Introducing further physical simplifications, Sanjabi et al. [34,35] mathematically described the three-dimensional helical flow of a temperature-dependent power-law fluid in extruders. The governing flow equations, which additionally account for tapered screw sections, were first developed in cylindrical polar coordinates, and then transformed into a helical system. Solutions were computed with the aid of an iterative computational algorithm based on the shooting method. Combing helical coordinates with viscoelastic flow behavior, Vachagina et al. [36] simulated a non-isothermal flow of a Giesekus fluid flow in the melt-conveying zone of a single-screw extruder.

8. Conclusions

We have reviewed the developments in the modeling and simulation of the melt-conveying zones of single-screw extruders from a methodological perspective. The melt-conveying process is a critical processing step in a variety of extrusion operations, and has therefore received significant attention in the literature. Since the 1920s, the complexity and accuracy of melt-conveying models has increased significantly, as the constraints of traditional modeling assumptions and simplifications have been increasingly relaxed. This progress has come in tandem with developments in computer power and more sophisticated modeling techniques. Assuming a fully developed steady-state laminar flow of an incompressible fluid, the first analyses provided closed-form analytical solutions for the conveying behavior of Newtonian fluids with temperature-independent viscosity. Using numerical methods, latter step-by-step studies included the effect of the shear-thinning and non-isothermal behavior in one-, two-, and three-dimensional flows in channels of both infinite and finite widths.

Numerous flow situations based on various geometric and physical conditions have been analyzed. While the solution methods—including analytical, numerical, and approximate approaches—have changed over the years, the mathematical models are still set up using the conservation equations of mass, momentum, and energy in combination with constitutive equations and boundary conditions. Historically, most theories treated the polymer melt as a purely viscous shear-thinning fluid, and approximated the helical screw channel using the flat-plate model. While these assumptions yield reasonable results for a variety of processing conditions, they fail to deliver accurate solutions when more complex materials (e.g., filled polymers or polymer suspensions) and screw geometries (e.g., barrier or wave-dispersion screws) are considered. A thorough understanding of these flow situations would require computational analysis of helical extruder channel flows based on advanced material models that include viscoelastic flow behavior and wall-slippage effects. While some of these problems have already been discussed for selected boundary conditions in the literature [50,51,52,58,59,60,61,62,63,64,65,66], their analysis often remains restricted by the computational power available.

From a methodological viewpoint, the existing melt-conveying models can be classified into exact analytical, numerical, and approximate approaches. Depending on the problem at hand, all of these provide specific advantages and disadvantages. Analytical solutions are usually stable and fast to compute. Since parameter dependencies are often expressed explicitly, they provide a clear view of how input parameters affect target variables; as a result, they are particularly useful in design and optimization studies. While exact analytical solutions were only obtained for Newtonian fluids, approximate solutions were constructed for all types of temperature-independent shear-thinning flows. The latter were often presented in the form of correction factors or regression models, which can also be combined to simultaneously consider various effects within one approach (e.g., the influence of flight flanks and leakage flow). Numerical results, in contrast, are given by discrete values rather than complete mathematical expressions. A major advantage of numerical methods is their capability of handling large equation systems with different degrees of nonlinearity; in contrast to their counterparts, they allow a more accurate assessment of the flow phenomena in the screw channel.

• Set problem: Continue the review of melt-conveying models for single-screw extruders, starting right after its last sentence.

• Given material:
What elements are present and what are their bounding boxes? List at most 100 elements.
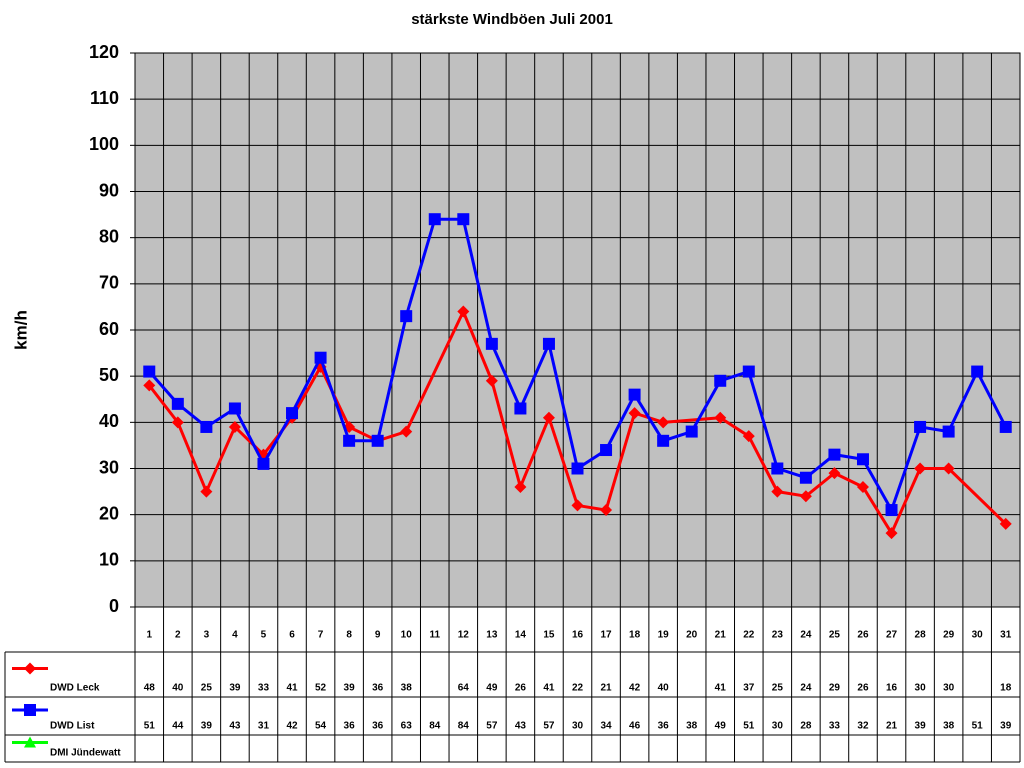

• In response:
Although most melt-conveying models were originally designed for single-screw extruders, some of them may also be applied to injection molding machines. In this case, the velocity boundary conditions must be rewritten to include the axial retraction speed of the screw, as suggested in [117].

Despite the vast amount of literature, more research must be carried out in order to achieve the goal of accurately predicting the conveying characteristics of single-screw extruders. Further sophisticated numerical computations of three-dimensional flows with more realistic conditions are required in order to increase our understanding of the transport processes. These especially include non-isothermal developing flows and partially filled systems.

A drawback of most shear-thinning theories is the power law used in the modeling of the viscosity behavior. Since this approach works well only within a certain range of shear rates, more sophisticated multiparameter models must be used to accurately predict the viscosity behavior of the polymer melt in both the Newtonian and the shear-thinning regimes. Even in conventional screw designs, the flow field is subject to shear rates ranging over several orders of magnitude, taking the diverse channel depths in the screw channel and in the flight clearance into account. These variations are typically not captured by the power law. To remove its limitations, numerous viscosity functions of increased complexity are available in the literature [4]. Examples include the Carreau–Yasuda model, the Cross model, or the Ellis model. For most conditions, these models provide a more accurate representation of the viscous flow behavior.

A fundamental shortcoming of the traditional melt-conveying models is that the polymer melt is assumed to be completely in a liquid phase. This assumption may be valid in the vicinity of the screw tip, while it must be critically readdressed for the remaining sections of the screw. Due to an incomplete melting process, solid and liquid materials may coexist side by side at the beginning of the melt-conveying zone. As a result, the polymer melt contains small portions of solid fragments that are trapped within the liquid phase. The influence of solid particles on the polymer melt flow is the topic of current research activities. Of particular interest are multiphase simulations of the liquid–solid mixture based on computational fluid dynamics (CFD), in which the solid material is represented by a highly viscous fluid.

A rather new but powerful method for deeper insight into liquid–solid multiphase flows requires the coupling of CFD and the discrete element method (DEM). The latter is widely accepted in the field of granular mechanics, and has already proven useful in the analysis of solids conveyed in single-screw extruders [162,163]. A coupled CFD/DEM approach can resolve both solid–solid and solid–liquid interactions and, hence, offers a promising method for predicting the flows of molten und unmolten materials. The usefulness of this modeling approach is not restricted to metering channels; rather, it offers great potential for a better understanding of all functional zones.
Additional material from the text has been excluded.